Records excerpted from a collection
________

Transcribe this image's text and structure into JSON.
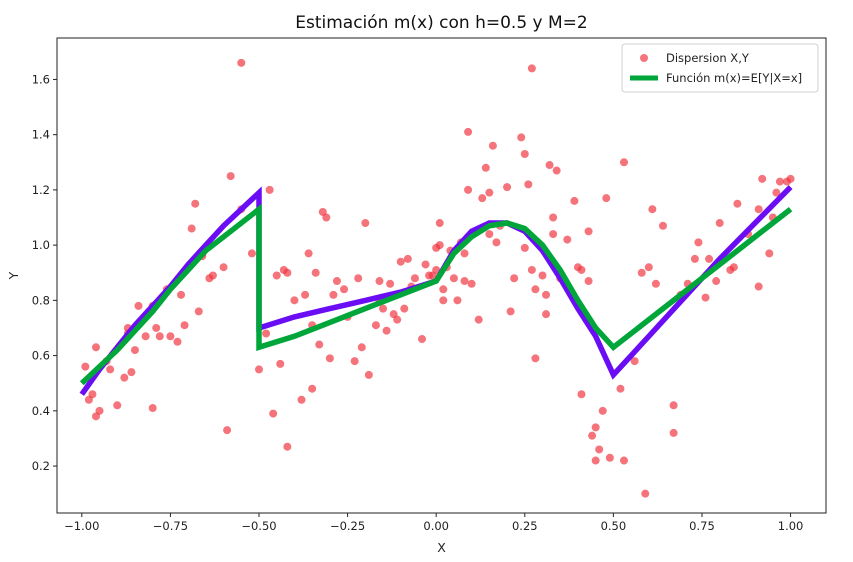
{
  "chart_data": {
    "type": "scatter",
    "title": "Estimación m(x) con h=0.5 y M=2",
    "xlabel": "X",
    "ylabel": "Y",
    "xlim": [
      -1.07,
      1.1
    ],
    "ylim": [
      0.03,
      1.75
    ],
    "xticks": [
      -1.0,
      -0.75,
      -0.5,
      -0.25,
      0.0,
      0.25,
      0.5,
      0.75,
      1.0
    ],
    "xtick_labels": [
      "−1.00",
      "−0.75",
      "−0.50",
      "−0.25",
      "0.00",
      "0.25",
      "0.50",
      "0.75",
      "1.00"
    ],
    "yticks": [
      0.2,
      0.4,
      0.6,
      0.8,
      1.0,
      1.2,
      1.4,
      1.6
    ],
    "ytick_labels": [
      "0.2",
      "0.4",
      "0.6",
      "0.8",
      "1.0",
      "1.2",
      "1.4",
      "1.6"
    ],
    "grid": false,
    "legend": {
      "position": "top-right",
      "entries": [
        {
          "label": "Dispersion X,Y",
          "kind": "marker",
          "color": "#f0303c"
        },
        {
          "label": "Función m(x)=E[Y|X=x]",
          "kind": "line",
          "color": "#00a63a"
        }
      ]
    },
    "series": [
      {
        "name": "Dispersion X,Y",
        "type": "scatter",
        "color": "#f0303c",
        "points": [
          [
            -0.99,
            0.56
          ],
          [
            -0.98,
            0.44
          ],
          [
            -0.97,
            0.46
          ],
          [
            -0.96,
            0.63
          ],
          [
            -0.96,
            0.38
          ],
          [
            -0.95,
            0.4
          ],
          [
            -0.93,
            0.58
          ],
          [
            -0.92,
            0.55
          ],
          [
            -0.9,
            0.42
          ],
          [
            -0.88,
            0.52
          ],
          [
            -0.87,
            0.7
          ],
          [
            -0.87,
            0.68
          ],
          [
            -0.86,
            0.54
          ],
          [
            -0.85,
            0.62
          ],
          [
            -0.84,
            0.78
          ],
          [
            -0.83,
            0.73
          ],
          [
            -0.82,
            0.67
          ],
          [
            -0.81,
            0.76
          ],
          [
            -0.8,
            0.78
          ],
          [
            -0.79,
            0.7
          ],
          [
            -0.8,
            0.41
          ],
          [
            -0.78,
            0.67
          ],
          [
            -0.76,
            0.84
          ],
          [
            -0.75,
            0.67
          ],
          [
            -0.73,
            0.65
          ],
          [
            -0.72,
            0.82
          ],
          [
            -0.71,
            0.71
          ],
          [
            -0.69,
            1.06
          ],
          [
            -0.68,
            1.15
          ],
          [
            -0.67,
            0.76
          ],
          [
            -0.66,
            0.96
          ],
          [
            -0.66,
            0.97
          ],
          [
            -0.64,
            0.88
          ],
          [
            -0.63,
            0.89
          ],
          [
            -0.6,
            0.92
          ],
          [
            -0.59,
            0.33
          ],
          [
            -0.58,
            1.25
          ],
          [
            -0.55,
            1.13
          ],
          [
            -0.55,
            1.66
          ],
          [
            -0.52,
            0.97
          ],
          [
            -0.5,
            0.55
          ],
          [
            -0.48,
            0.68
          ],
          [
            -0.47,
            1.2
          ],
          [
            -0.46,
            0.39
          ],
          [
            -0.45,
            0.89
          ],
          [
            -0.44,
            0.57
          ],
          [
            -0.43,
            0.91
          ],
          [
            -0.42,
            0.9
          ],
          [
            -0.42,
            0.27
          ],
          [
            -0.4,
            0.8
          ],
          [
            -0.38,
            0.44
          ],
          [
            -0.37,
            0.82
          ],
          [
            -0.36,
            0.97
          ],
          [
            -0.35,
            0.71
          ],
          [
            -0.35,
            0.48
          ],
          [
            -0.34,
            0.9
          ],
          [
            -0.33,
            0.64
          ],
          [
            -0.32,
            1.12
          ],
          [
            -0.31,
            1.1
          ],
          [
            -0.3,
            0.59
          ],
          [
            -0.29,
            0.82
          ],
          [
            -0.28,
            0.87
          ],
          [
            -0.26,
            0.84
          ],
          [
            -0.25,
            0.74
          ],
          [
            -0.23,
            0.58
          ],
          [
            -0.22,
            0.88
          ],
          [
            -0.21,
            0.63
          ],
          [
            -0.2,
            1.08
          ],
          [
            -0.19,
            0.53
          ],
          [
            -0.17,
            0.71
          ],
          [
            -0.16,
            0.87
          ],
          [
            -0.16,
            0.8
          ],
          [
            -0.15,
            0.77
          ],
          [
            -0.14,
            0.69
          ],
          [
            -0.13,
            0.86
          ],
          [
            -0.12,
            0.75
          ],
          [
            -0.11,
            0.73
          ],
          [
            -0.1,
            0.94
          ],
          [
            -0.09,
            0.77
          ],
          [
            -0.08,
            0.95
          ],
          [
            -0.07,
            0.85
          ],
          [
            -0.06,
            0.88
          ],
          [
            -0.04,
            0.66
          ],
          [
            -0.03,
            0.93
          ],
          [
            -0.02,
            0.89
          ],
          [
            -0.01,
            0.89
          ],
          [
            0.0,
            0.91
          ],
          [
            0.0,
            0.99
          ],
          [
            0.01,
            1.08
          ],
          [
            0.01,
            1.0
          ],
          [
            0.02,
            0.84
          ],
          [
            0.02,
            0.8
          ],
          [
            0.03,
            0.92
          ],
          [
            0.04,
            0.98
          ],
          [
            0.05,
            0.88
          ],
          [
            0.06,
            0.8
          ],
          [
            0.07,
            1.01
          ],
          [
            0.08,
            0.97
          ],
          [
            0.08,
            0.87
          ],
          [
            0.09,
            1.41
          ],
          [
            0.09,
            1.2
          ],
          [
            0.1,
            0.86
          ],
          [
            0.12,
            0.73
          ],
          [
            0.13,
            1.17
          ],
          [
            0.14,
            1.28
          ],
          [
            0.15,
            1.19
          ],
          [
            0.15,
            1.04
          ],
          [
            0.16,
            1.36
          ],
          [
            0.17,
            1.01
          ],
          [
            0.18,
            1.07
          ],
          [
            0.2,
            1.21
          ],
          [
            0.21,
            0.76
          ],
          [
            0.22,
            0.88
          ],
          [
            0.24,
            1.39
          ],
          [
            0.25,
            1.33
          ],
          [
            0.25,
            0.99
          ],
          [
            0.26,
            1.22
          ],
          [
            0.27,
            1.64
          ],
          [
            0.27,
            0.91
          ],
          [
            0.28,
            0.84
          ],
          [
            0.28,
            0.59
          ],
          [
            0.3,
            0.89
          ],
          [
            0.31,
            0.82
          ],
          [
            0.31,
            0.75
          ],
          [
            0.32,
            1.29
          ],
          [
            0.33,
            1.1
          ],
          [
            0.34,
            1.27
          ],
          [
            0.35,
            0.88
          ],
          [
            0.37,
            1.02
          ],
          [
            0.39,
            1.16
          ],
          [
            0.4,
            0.92
          ],
          [
            0.41,
            0.91
          ],
          [
            0.41,
            0.46
          ],
          [
            0.43,
            1.05
          ],
          [
            0.43,
            0.87
          ],
          [
            0.44,
            0.31
          ],
          [
            0.45,
            0.34
          ],
          [
            0.46,
            0.26
          ],
          [
            0.47,
            0.4
          ],
          [
            0.48,
            1.17
          ],
          [
            0.49,
            0.23
          ],
          [
            0.52,
            0.48
          ],
          [
            0.53,
            1.3
          ],
          [
            0.53,
            0.22
          ],
          [
            0.56,
            0.58
          ],
          [
            0.58,
            0.9
          ],
          [
            0.59,
            0.1
          ],
          [
            0.6,
            0.92
          ],
          [
            0.61,
            1.13
          ],
          [
            0.62,
            0.86
          ],
          [
            0.64,
            1.07
          ],
          [
            0.67,
            0.42
          ],
          [
            0.67,
            0.32
          ],
          [
            0.69,
            0.82
          ],
          [
            0.71,
            0.86
          ],
          [
            0.73,
            0.95
          ],
          [
            0.74,
            1.01
          ],
          [
            0.76,
            0.81
          ],
          [
            0.77,
            0.95
          ],
          [
            0.79,
            0.87
          ],
          [
            0.8,
            1.08
          ],
          [
            0.83,
            0.91
          ],
          [
            0.84,
            0.92
          ],
          [
            0.85,
            1.15
          ],
          [
            0.88,
            1.04
          ],
          [
            0.91,
            0.85
          ],
          [
            0.91,
            1.13
          ],
          [
            0.92,
            1.24
          ],
          [
            0.94,
            0.97
          ],
          [
            0.95,
            1.1
          ],
          [
            0.96,
            1.19
          ],
          [
            0.97,
            1.23
          ],
          [
            0.99,
            1.23
          ],
          [
            1.0,
            1.24
          ],
          [
            0.33,
            1.04
          ],
          [
            0.45,
            0.22
          ]
        ]
      },
      {
        "name": "",
        "type": "line",
        "color": "#6a0df5",
        "points": [
          [
            -1.0,
            0.46
          ],
          [
            -0.95,
            0.55
          ],
          [
            -0.9,
            0.63
          ],
          [
            -0.85,
            0.71
          ],
          [
            -0.8,
            0.78
          ],
          [
            -0.75,
            0.85
          ],
          [
            -0.7,
            0.93
          ],
          [
            -0.65,
            1.0
          ],
          [
            -0.6,
            1.07
          ],
          [
            -0.55,
            1.13
          ],
          [
            -0.5,
            1.19
          ],
          [
            -0.5,
            0.7
          ],
          [
            -0.4,
            0.74
          ],
          [
            -0.3,
            0.77
          ],
          [
            -0.2,
            0.8
          ],
          [
            -0.1,
            0.83
          ],
          [
            0.0,
            0.87
          ],
          [
            0.05,
            0.98
          ],
          [
            0.1,
            1.05
          ],
          [
            0.15,
            1.08
          ],
          [
            0.2,
            1.08
          ],
          [
            0.25,
            1.05
          ],
          [
            0.3,
            0.98
          ],
          [
            0.35,
            0.88
          ],
          [
            0.4,
            0.77
          ],
          [
            0.45,
            0.67
          ],
          [
            0.5,
            0.53
          ],
          [
            0.6,
            0.67
          ],
          [
            0.7,
            0.81
          ],
          [
            0.8,
            0.95
          ],
          [
            0.9,
            1.08
          ],
          [
            1.0,
            1.21
          ]
        ]
      },
      {
        "name": "Función m(x)=E[Y|X=x]",
        "type": "line",
        "color": "#00a63a",
        "points": [
          [
            -1.0,
            0.5
          ],
          [
            -0.95,
            0.56
          ],
          [
            -0.9,
            0.62
          ],
          [
            -0.85,
            0.69
          ],
          [
            -0.8,
            0.76
          ],
          [
            -0.75,
            0.84
          ],
          [
            -0.7,
            0.91
          ],
          [
            -0.65,
            0.98
          ],
          [
            -0.6,
            1.03
          ],
          [
            -0.55,
            1.08
          ],
          [
            -0.5,
            1.13
          ],
          [
            -0.5,
            0.63
          ],
          [
            -0.4,
            0.67
          ],
          [
            -0.3,
            0.72
          ],
          [
            -0.2,
            0.77
          ],
          [
            -0.1,
            0.82
          ],
          [
            0.0,
            0.87
          ],
          [
            0.05,
            0.97
          ],
          [
            0.1,
            1.03
          ],
          [
            0.15,
            1.07
          ],
          [
            0.2,
            1.08
          ],
          [
            0.25,
            1.06
          ],
          [
            0.3,
            1.0
          ],
          [
            0.35,
            0.91
          ],
          [
            0.4,
            0.8
          ],
          [
            0.45,
            0.7
          ],
          [
            0.5,
            0.63
          ],
          [
            0.6,
            0.73
          ],
          [
            0.7,
            0.83
          ],
          [
            0.8,
            0.93
          ],
          [
            0.9,
            1.03
          ],
          [
            1.0,
            1.13
          ]
        ]
      }
    ]
  }
}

________

» **What is needed**: Copy each line in the data that holds the word "Función".

» **Task output**:
          "label": "Función m(x)=E[Y|X=x]",
        "name": "Función m(x)=E[Y|X=x]",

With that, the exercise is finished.